Extract all lines that hold "执法为民" from the records below.

'''

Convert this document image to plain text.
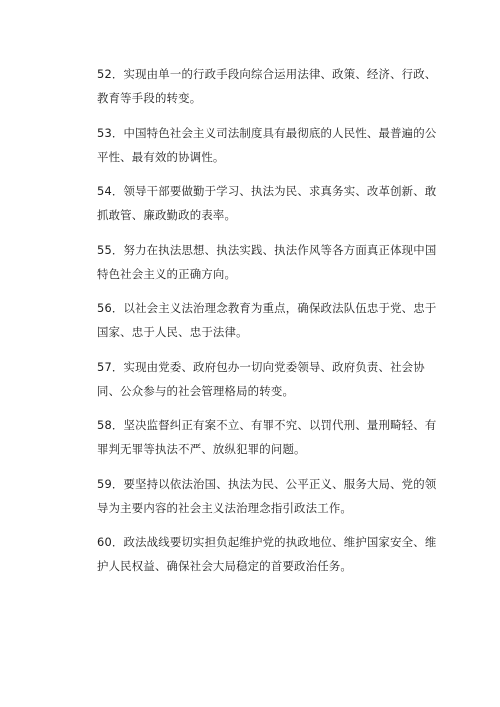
52．实现由单一的行政手段向综合运用法律、政策、经济、行政、教育等手段的转变。

53．中国特色社会主义司法制度具有最彻底的人民性、最普遍的公平性、最有效的协调性。

54．领导干部要做勤于学习、执法为民、求真务实、改革创新、敢抓敢管、廉政勤政的表率。

55．努力在执法思想、执法实践、执法作风等各方面真正体现中国特色社会主义的正确方向。

56．以社会主义法治理念教育为重点，确保政法队伍忠于党、忠于国家、忠于人民、忠于法律。

57．实现由党委、政府包办一切向党委领导、政府负责、社会协同、公众参与的社会管理格局的转变。

58．坚决监督纠正有案不立、有罪不究、以罚代刑、量刑畸轻、有罪判无罪等执法不严、放纵犯罪的问题。

59．要坚持以依法治国、执法为民、公平正义、服务大局、党的领导为主要内容的社会主义法治理念指引政法工作。

60．政法战线要切实担负起维护党的执政地位、维护国家安全、维护人民权益、确保社会大局稳定的首要政治任务。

'''

Solution for this task:
54．领导干部要做勤于学习、执法为民、求真务实、改革创新、敢抓敢管、廉政勤政的表率。
59．要坚持以依法治国、执法为民、公平正义、服务大局、党的领导为主要内容的社会主义法治理念指引政法工作。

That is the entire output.